- [Instruction]
Copy the material that follows word for word and omit its pictures.

Start Provided information

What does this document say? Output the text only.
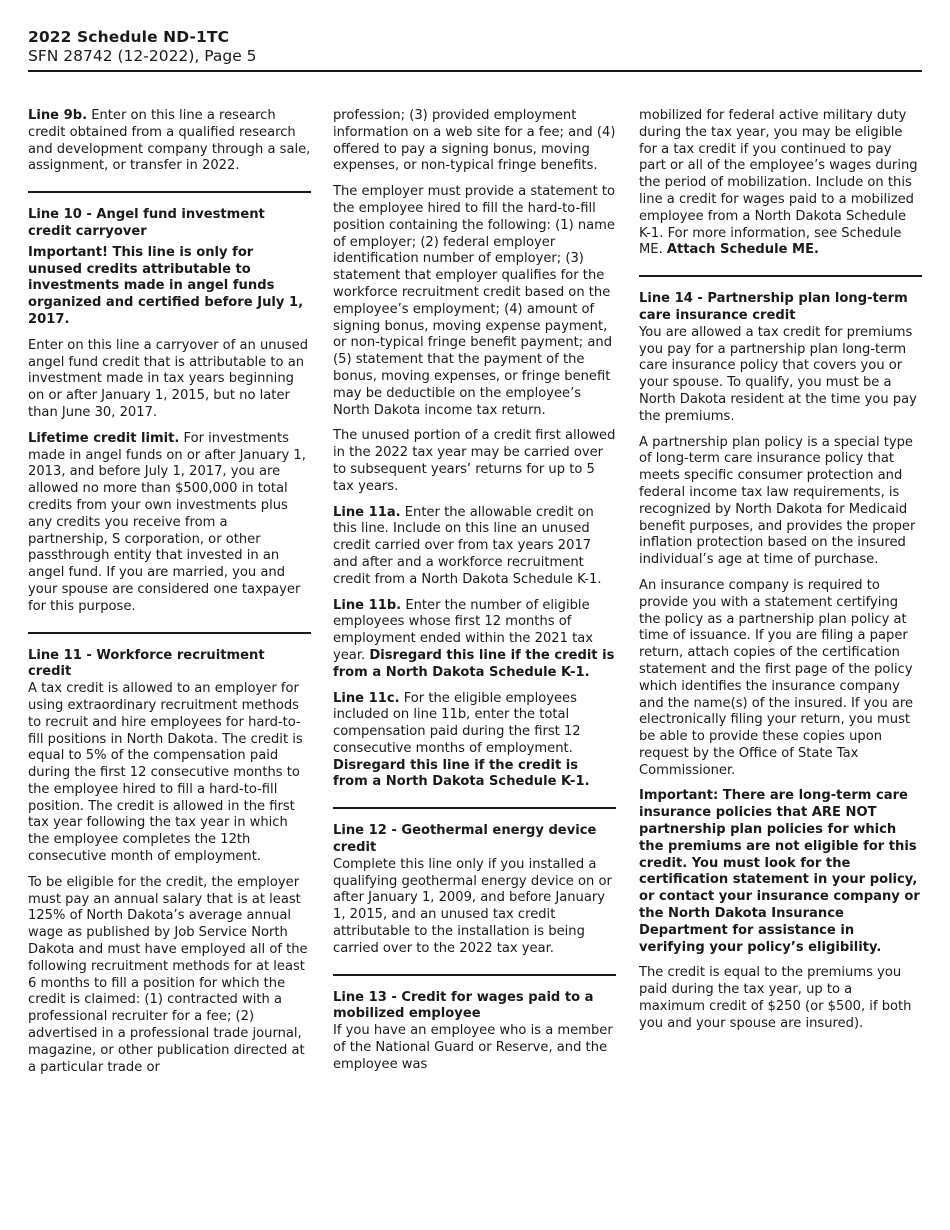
2022 Schedule ND-1TC
SFN 28742 (12-2022), Page 5

Line 9b. Enter on this line a research credit obtained from a qualified research and development company through a sale, assignment, or transfer in 2022.

Line 10 - Angel fund investment credit carryover

Important! This line is only for unused credits attributable to investments made in angel funds organized and certified before July 1, 2017.

Enter on this line a carryover of an unused angel fund credit that is attributable to an investment made in tax years beginning on or after January 1, 2015, but no later than June 30, 2017.

Lifetime credit limit. For investments made in angel funds on or after January 1, 2013, and before July 1, 2017, you are allowed no more than $500,000 in total credits from your own investments plus any credits you receive from a partnership, S corporation, or other passthrough entity that invested in an angel fund. If you are married, you and your spouse are considered one taxpayer for this purpose.

Line 11 - Workforce recruitment credit

A tax credit is allowed to an employer for using extraordinary recruitment methods to recruit and hire employees for hard-to-fill positions in North Dakota. The credit is equal to 5% of the compensation paid during the first 12 consecutive months to the employee hired to fill a hard-to-fill position. The credit is allowed in the first tax year following the tax year in which the employee completes the 12th consecutive month of employment.

To be eligible for the credit, the employer must pay an annual salary that is at least 125% of North Dakota’s average annual wage as published by Job Service North Dakota and must have employed all of the following recruitment methods for at least 6 months to fill a position for which the credit is claimed: (1) contracted with a professional recruiter for a fee; (2) advertised in a professional trade journal, magazine, or other publication directed at a particular trade or

profession; (3) provided employment information on a web site for a fee; and (4) offered to pay a signing bonus, moving expenses, or non-typical fringe benefits.

The employer must provide a statement to the employee hired to fill the hard-to-fill position containing the following: (1) name of employer; (2) federal employer identification number of employer; (3) statement that employer qualifies for the workforce recruitment credit based on the employee’s employment; (4) amount of signing bonus, moving expense payment, or non-typical fringe benefit payment; and (5) statement that the payment of the bonus, moving expenses, or fringe benefit may be deductible on the employee’s North Dakota income tax return.

The unused portion of a credit first allowed in the 2022 tax year may be carried over to subsequent years’ returns for up to 5 tax years.

Line 11a. Enter the allowable credit on this line. Include on this line an unused credit carried over from tax years 2017 and after and a workforce recruitment credit from a North Dakota Schedule K-1.

Line 11b. Enter the number of eligible employees whose first 12 months of employment ended within the 2021 tax year. Disregard this line if the credit is from a North Dakota Schedule K-1.

Line 11c. For the eligible employees included on line 11b, enter the total compensation paid during the first 12 consecutive months of employment. Disregard this line if the credit is from a North Dakota Schedule K-1.

Line 12 - Geothermal energy device credit

Complete this line only if you installed a qualifying geothermal energy device on or after January 1, 2009, and before January 1, 2015, and an unused tax credit attributable to the installation is being carried over to the 2022 tax year.

Line 13 - Credit for wages paid to a mobilized employee

If you have an employee who is a member of the National Guard or Reserve, and the employee was

mobilized for federal active military duty during the tax year, you may be eligible for a tax credit if you continued to pay part or all of the employee’s wages during the period of mobilization. Include on this line a credit for wages paid to a mobilized employee from a North Dakota Schedule K-1. For more information, see Schedule ME. Attach Schedule ME.

Line 14 - Partnership plan long-term care insurance credit

You are allowed a tax credit for premiums you pay for a partnership plan long-term care insurance policy that covers you or your spouse. To qualify, you must be a North Dakota resident at the time you pay the premiums.

A partnership plan policy is a special type of long-term care insurance policy that meets specific consumer protection and federal income tax law requirements, is recognized by North Dakota for Medicaid benefit purposes, and provides the proper inflation protection based on the insured individual’s age at time of purchase.

An insurance company is required to provide you with a statement certifying the policy as a partnership plan policy at time of issuance. If you are filing a paper return, attach copies of the certification statement and the first page of the policy which identifies the insurance company and the name(s) of the insured. If you are electronically filing your return, you must be able to provide these copies upon request by the Office of State Tax Commissioner.

Important: There are long-term care insurance policies that ARE NOT partnership plan policies for which the premiums are not eligible for this credit. You must look for the certification statement in your policy, or contact your insurance company or the North Dakota Insurance Department for assistance in verifying your policy’s eligibility.

The credit is equal to the premiums you paid during the tax year, up to a maximum credit of $250 (or $500, if both you and your spouse are insured).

End Provided information

- [The answer]
What does this document say? Output the text only.
2022 Schedule ND-1TC
SFN 28742 (12-2022), Page 5

Line 9b. Enter on this line a research credit obtained from a qualified research and development company through a sale, assignment, or transfer in 2022.

Line 10 - Angel fund investment credit carryover

Important! This line is only for unused credits attributable to investments made in angel funds organized and certified before July 1, 2017.

Enter on this line a carryover of an unused angel fund credit that is attributable to an investment made in tax years beginning on or after January 1, 2015, but no later than June 30, 2017.

Lifetime credit limit. For investments made in angel funds on or after January 1, 2013, and before July 1, 2017, you are allowed no more than $500,000 in total credits from your own investments plus any credits you receive from a partnership, S corporation, or other passthrough entity that invested in an angel fund. If you are married, you and your spouse are considered one taxpayer for this purpose.

Line 11 - Workforce recruitment credit

A tax credit is allowed to an employer for using extraordinary recruitment methods to recruit and hire employees for hard-to-fill positions in North Dakota. The credit is equal to 5% of the compensation paid during the first 12 consecutive months to the employee hired to fill a hard-to-fill position. The credit is allowed in the first tax year following the tax year in which the employee completes the 12th consecutive month of employment.

To be eligible for the credit, the employer must pay an annual salary that is at least 125% of North Dakota’s average annual wage as published by Job Service North Dakota and must have employed all of the following recruitment methods for at least 6 months to fill a position for which the credit is claimed: (1) contracted with a professional recruiter for a fee; (2) advertised in a professional trade journal, magazine, or other publication directed at a particular trade or

profession; (3) provided employment information on a web site for a fee; and (4) offered to pay a signing bonus, moving expenses, or non-typical fringe benefits.

The employer must provide a statement to the employee hired to fill the hard-to-fill position containing the following: (1) name of employer; (2) federal employer identification number of employer; (3) statement that employer qualifies for the workforce recruitment credit based on the employee’s employment; (4) amount of signing bonus, moving expense payment, or non-typical fringe benefit payment; and (5) statement that the payment of the bonus, moving expenses, or fringe benefit may be deductible on the employee’s North Dakota income tax return.

The unused portion of a credit first allowed in the 2022 tax year may be carried over to subsequent years’ returns for up to 5 tax years.

Line 11a. Enter the allowable credit on this line. Include on this line an unused credit carried over from tax years 2017 and after and a workforce recruitment credit from a North Dakota Schedule K-1.

Line 11b. Enter the number of eligible employees whose first 12 months of employment ended within the 2021 tax year. Disregard this line if the credit is from a North Dakota Schedule K-1.

Line 11c. For the eligible employees included on line 11b, enter the total compensation paid during the first 12 consecutive months of employment. Disregard this line if the credit is from a North Dakota Schedule K-1.

Line 12 - Geothermal energy device credit

Complete this line only if you installed a qualifying geothermal energy device on or after January 1, 2009, and before January 1, 2015, and an unused tax credit attributable to the installation is being carried over to the 2022 tax year.

Line 13 - Credit for wages paid to a mobilized employee

If you have an employee who is a member of the National Guard or Reserve, and the employee was

mobilized for federal active military duty during the tax year, you may be eligible for a tax credit if you continued to pay part or all of the employee’s wages during the period of mobilization. Include on this line a credit for wages paid to a mobilized employee from a North Dakota Schedule K-1. For more information, see Schedule ME. Attach Schedule ME.

Line 14 - Partnership plan long-term care insurance credit

You are allowed a tax credit for premiums you pay for a partnership plan long-term care insurance policy that covers you or your spouse. To qualify, you must be a North Dakota resident at the time you pay the premiums.

A partnership plan policy is a special type of long-term care insurance policy that meets specific consumer protection and federal income tax law requirements, is recognized by North Dakota for Medicaid benefit purposes, and provides the proper inflation protection based on the insured individual’s age at time of purchase.

An insurance company is required to provide you with a statement certifying the policy as a partnership plan policy at time of issuance. If you are filing a paper return, attach copies of the certification statement and the first page of the policy which identifies the insurance company and the name(s) of the insured. If you are electronically filing your return, you must be able to provide these copies upon request by the Office of State Tax Commissioner.

Important: There are long-term care insurance policies that ARE NOT partnership plan policies for which the premiums are not eligible for this credit. You must look for the certification statement in your policy, or contact your insurance company or the North Dakota Insurance Department for assistance in verifying your policy’s eligibility.

The credit is equal to the premiums you paid during the tax year, up to a maximum credit of $250 (or $500, if both you and your spouse are insured).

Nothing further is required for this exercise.